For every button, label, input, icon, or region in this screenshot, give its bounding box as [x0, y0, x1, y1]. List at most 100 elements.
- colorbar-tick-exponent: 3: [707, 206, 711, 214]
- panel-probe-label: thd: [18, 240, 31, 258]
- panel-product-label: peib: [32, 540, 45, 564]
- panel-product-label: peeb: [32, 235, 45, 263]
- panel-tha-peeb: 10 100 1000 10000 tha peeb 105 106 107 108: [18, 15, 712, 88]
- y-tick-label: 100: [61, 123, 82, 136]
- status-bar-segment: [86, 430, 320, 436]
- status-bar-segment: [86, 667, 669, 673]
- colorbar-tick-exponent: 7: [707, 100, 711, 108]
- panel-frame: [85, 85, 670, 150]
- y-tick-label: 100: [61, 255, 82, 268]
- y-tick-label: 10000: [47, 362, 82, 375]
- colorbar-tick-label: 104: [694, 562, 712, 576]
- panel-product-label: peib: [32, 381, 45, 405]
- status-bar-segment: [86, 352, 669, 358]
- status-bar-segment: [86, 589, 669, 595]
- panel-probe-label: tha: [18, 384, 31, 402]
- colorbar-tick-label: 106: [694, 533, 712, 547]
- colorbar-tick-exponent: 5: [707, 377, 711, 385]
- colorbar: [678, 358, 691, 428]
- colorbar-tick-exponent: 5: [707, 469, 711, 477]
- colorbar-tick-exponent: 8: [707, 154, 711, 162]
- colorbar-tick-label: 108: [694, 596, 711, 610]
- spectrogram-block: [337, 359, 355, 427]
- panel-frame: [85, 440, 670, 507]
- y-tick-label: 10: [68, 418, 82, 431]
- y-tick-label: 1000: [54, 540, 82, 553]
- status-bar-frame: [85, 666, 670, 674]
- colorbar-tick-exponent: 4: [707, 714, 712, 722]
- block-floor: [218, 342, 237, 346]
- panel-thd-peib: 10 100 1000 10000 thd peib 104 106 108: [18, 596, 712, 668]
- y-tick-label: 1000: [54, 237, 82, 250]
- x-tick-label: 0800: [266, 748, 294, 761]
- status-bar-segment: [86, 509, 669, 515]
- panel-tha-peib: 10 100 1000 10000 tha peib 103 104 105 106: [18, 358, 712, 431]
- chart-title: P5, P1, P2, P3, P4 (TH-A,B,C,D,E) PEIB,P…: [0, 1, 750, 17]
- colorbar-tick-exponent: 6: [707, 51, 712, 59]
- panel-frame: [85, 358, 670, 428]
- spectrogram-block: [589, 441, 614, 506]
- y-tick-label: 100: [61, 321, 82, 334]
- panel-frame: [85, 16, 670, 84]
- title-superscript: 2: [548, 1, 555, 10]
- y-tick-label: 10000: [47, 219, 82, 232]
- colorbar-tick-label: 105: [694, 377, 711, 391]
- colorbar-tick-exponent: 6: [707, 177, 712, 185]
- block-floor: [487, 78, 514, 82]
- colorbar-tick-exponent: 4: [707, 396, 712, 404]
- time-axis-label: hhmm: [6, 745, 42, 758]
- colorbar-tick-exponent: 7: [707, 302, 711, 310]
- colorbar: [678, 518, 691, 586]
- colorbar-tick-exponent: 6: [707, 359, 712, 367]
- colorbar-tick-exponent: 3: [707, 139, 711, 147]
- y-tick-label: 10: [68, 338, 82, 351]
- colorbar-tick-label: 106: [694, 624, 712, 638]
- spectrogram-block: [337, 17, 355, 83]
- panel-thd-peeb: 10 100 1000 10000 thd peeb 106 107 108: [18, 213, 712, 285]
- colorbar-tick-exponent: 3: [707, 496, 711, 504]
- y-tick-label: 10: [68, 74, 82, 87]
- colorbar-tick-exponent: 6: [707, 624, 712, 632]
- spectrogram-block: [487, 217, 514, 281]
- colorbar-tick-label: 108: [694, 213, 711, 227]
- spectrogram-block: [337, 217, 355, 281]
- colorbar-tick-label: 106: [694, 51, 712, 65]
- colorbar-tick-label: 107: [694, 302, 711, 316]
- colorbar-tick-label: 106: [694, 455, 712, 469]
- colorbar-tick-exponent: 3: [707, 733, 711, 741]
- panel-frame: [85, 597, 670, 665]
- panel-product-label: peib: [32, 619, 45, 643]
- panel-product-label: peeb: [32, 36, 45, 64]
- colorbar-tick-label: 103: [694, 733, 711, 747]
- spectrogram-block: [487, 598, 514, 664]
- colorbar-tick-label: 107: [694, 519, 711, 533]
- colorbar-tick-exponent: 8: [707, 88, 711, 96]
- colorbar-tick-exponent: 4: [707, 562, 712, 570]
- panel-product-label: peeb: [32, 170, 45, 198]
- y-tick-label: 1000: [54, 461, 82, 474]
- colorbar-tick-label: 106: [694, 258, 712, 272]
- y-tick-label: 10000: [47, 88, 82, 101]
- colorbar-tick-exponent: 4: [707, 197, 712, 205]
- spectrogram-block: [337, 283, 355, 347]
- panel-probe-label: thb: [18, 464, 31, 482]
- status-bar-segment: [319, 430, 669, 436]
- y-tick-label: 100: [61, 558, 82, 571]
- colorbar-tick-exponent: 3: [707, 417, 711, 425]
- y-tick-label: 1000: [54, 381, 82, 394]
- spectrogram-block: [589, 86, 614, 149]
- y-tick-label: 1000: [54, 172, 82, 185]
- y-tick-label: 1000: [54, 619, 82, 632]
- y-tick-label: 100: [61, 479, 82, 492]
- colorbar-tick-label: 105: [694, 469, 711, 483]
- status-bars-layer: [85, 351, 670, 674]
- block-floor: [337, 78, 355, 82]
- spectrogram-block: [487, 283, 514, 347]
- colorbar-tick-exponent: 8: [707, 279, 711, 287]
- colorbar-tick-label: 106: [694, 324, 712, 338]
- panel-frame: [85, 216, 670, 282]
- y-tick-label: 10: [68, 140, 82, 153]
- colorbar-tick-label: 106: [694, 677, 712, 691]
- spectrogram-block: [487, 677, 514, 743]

> _INSTRUCTIONS TO FOLLOW_
Duplicate every line of the items above without any changes.

> _RESPONSE TO THE EXERCISE_
For every button, label, input, icon, or region in this screenshot, give its bounding box as [x0, y0, x1, y1]. List at most 100 elements.
- colorbar-tick-exponent: 3: [707, 206, 711, 214]
- panel-probe-label: thd: [18, 240, 31, 258]
- panel-product-label: peib: [32, 540, 45, 564]
- panel-product-label: peeb: [32, 235, 45, 263]
- panel-tha-peeb: 10 100 1000 10000 tha peeb 105 106 107 108: [18, 15, 712, 88]
- y-tick-label: 100: [61, 123, 82, 136]
- status-bar-segment: [86, 430, 320, 436]
- status-bar-segment: [86, 667, 669, 673]
- colorbar-tick-exponent: 7: [707, 100, 711, 108]
- panel-frame: [85, 85, 670, 150]
- y-tick-label: 100: [61, 255, 82, 268]
- y-tick-label: 10000: [47, 362, 82, 375]
- colorbar-tick-label: 104: [694, 562, 712, 576]
- panel-product-label: peib: [32, 381, 45, 405]
- status-bar-segment: [86, 352, 669, 358]
- status-bar-segment: [86, 589, 669, 595]
- panel-probe-label: tha: [18, 384, 31, 402]
- colorbar-tick-label: 106: [694, 533, 712, 547]
- colorbar-tick-exponent: 5: [707, 377, 711, 385]
- colorbar: [678, 358, 691, 428]
- colorbar-tick-exponent: 5: [707, 469, 711, 477]
- colorbar-tick-exponent: 8: [707, 154, 711, 162]
- colorbar-tick-label: 108: [694, 596, 711, 610]
- spectrogram-block: [337, 359, 355, 427]
- panel-frame: [85, 440, 670, 507]
- y-tick-label: 10: [68, 418, 82, 431]
- y-tick-label: 1000: [54, 540, 82, 553]
- status-bar-frame: [85, 666, 670, 674]
- colorbar-tick-exponent: 4: [707, 714, 712, 722]
- block-floor: [218, 342, 237, 346]
- panel-thd-peib: 10 100 1000 10000 thd peib 104 106 108: [18, 596, 712, 668]
- y-tick-label: 1000: [54, 237, 82, 250]
- x-tick-label: 0800: [266, 748, 294, 761]
- status-bar-segment: [86, 509, 669, 515]
- panel-tha-peib: 10 100 1000 10000 tha peib 103 104 105 106: [18, 358, 712, 431]
- chart-title: P5, P1, P2, P3, P4 (TH-A,B,C,D,E) PEIB,P…: [0, 1, 750, 17]
- colorbar-tick-exponent: 6: [707, 51, 712, 59]
- panel-frame: [85, 358, 670, 428]
- spectrogram-block: [589, 441, 614, 506]
- y-tick-label: 100: [61, 321, 82, 334]
- panel-frame: [85, 16, 670, 84]
- title-superscript: 2: [548, 1, 555, 10]
- y-tick-label: 10000: [47, 219, 82, 232]
- colorbar-tick-label: 105: [694, 377, 711, 391]
- colorbar-tick-exponent: 6: [707, 177, 712, 185]
- block-floor: [487, 78, 514, 82]
- colorbar-tick-exponent: 4: [707, 396, 712, 404]
- time-axis-label: hhmm: [6, 745, 42, 758]
- colorbar-tick-exponent: 7: [707, 302, 711, 310]
- colorbar: [678, 518, 691, 586]
- colorbar-tick-exponent: 6: [707, 359, 712, 367]
- colorbar-tick-exponent: 3: [707, 139, 711, 147]
- y-tick-label: 10: [68, 338, 82, 351]
- colorbar-tick-label: 106: [694, 624, 712, 638]
- spectrogram-block: [337, 17, 355, 83]
- panel-thd-peeb: 10 100 1000 10000 thd peeb 106 107 108: [18, 213, 712, 285]
- colorbar-tick-exponent: 3: [707, 496, 711, 504]
- y-tick-label: 10: [68, 74, 82, 87]
- colorbar-tick-exponent: 6: [707, 624, 712, 632]
- spectrogram-block: [487, 217, 514, 281]
- colorbar-tick-label: 108: [694, 213, 711, 227]
- spectrogram-block: [337, 217, 355, 281]
- colorbar-tick-label: 106: [694, 51, 712, 65]
- colorbar-tick-label: 107: [694, 302, 711, 316]
- colorbar-tick-label: 106: [694, 455, 712, 469]
- colorbar-tick-exponent: 3: [707, 733, 711, 741]
- panel-frame: [85, 597, 670, 665]
- panel-product-label: peib: [32, 619, 45, 643]
- panel-product-label: peeb: [32, 36, 45, 64]
- colorbar-tick-label: 103: [694, 733, 711, 747]
- spectrogram-block: [487, 598, 514, 664]
- colorbar-tick-label: 107: [694, 519, 711, 533]
- colorbar-tick-exponent: 8: [707, 88, 711, 96]
- colorbar-tick-exponent: 4: [707, 562, 712, 570]
- panel-product-label: peeb: [32, 170, 45, 198]
- y-tick-label: 1000: [54, 461, 82, 474]
- colorbar-tick-label: 106: [694, 258, 712, 272]
- y-tick-label: 10000: [47, 88, 82, 101]
- colorbar-tick-exponent: 4: [707, 197, 712, 205]
- spectrogram-block: [337, 283, 355, 347]
- panel-probe-label: thb: [18, 464, 31, 482]
- status-bar-segment: [319, 430, 669, 436]
- y-tick-label: 100: [61, 558, 82, 571]
- colorbar-tick-exponent: 3: [707, 417, 711, 425]
- y-tick-label: 1000: [54, 381, 82, 394]
- spectrogram-block: [589, 86, 614, 149]
- y-tick-label: 1000: [54, 172, 82, 185]
- y-tick-label: 1000: [54, 619, 82, 632]
- y-tick-label: 100: [61, 479, 82, 492]
- colorbar-tick-label: 105: [694, 469, 711, 483]
- status-bars-layer: [85, 351, 670, 674]
- block-floor: [337, 78, 355, 82]
- spectrogram-block: [487, 283, 514, 347]
- colorbar-tick-exponent: 8: [707, 279, 711, 287]
- colorbar-tick-label: 106: [694, 324, 712, 338]
- panel-frame: [85, 216, 670, 282]
- y-tick-label: 10: [68, 140, 82, 153]
- colorbar-tick-label: 106: [694, 677, 712, 691]
- spectrogram-block: [487, 677, 514, 743]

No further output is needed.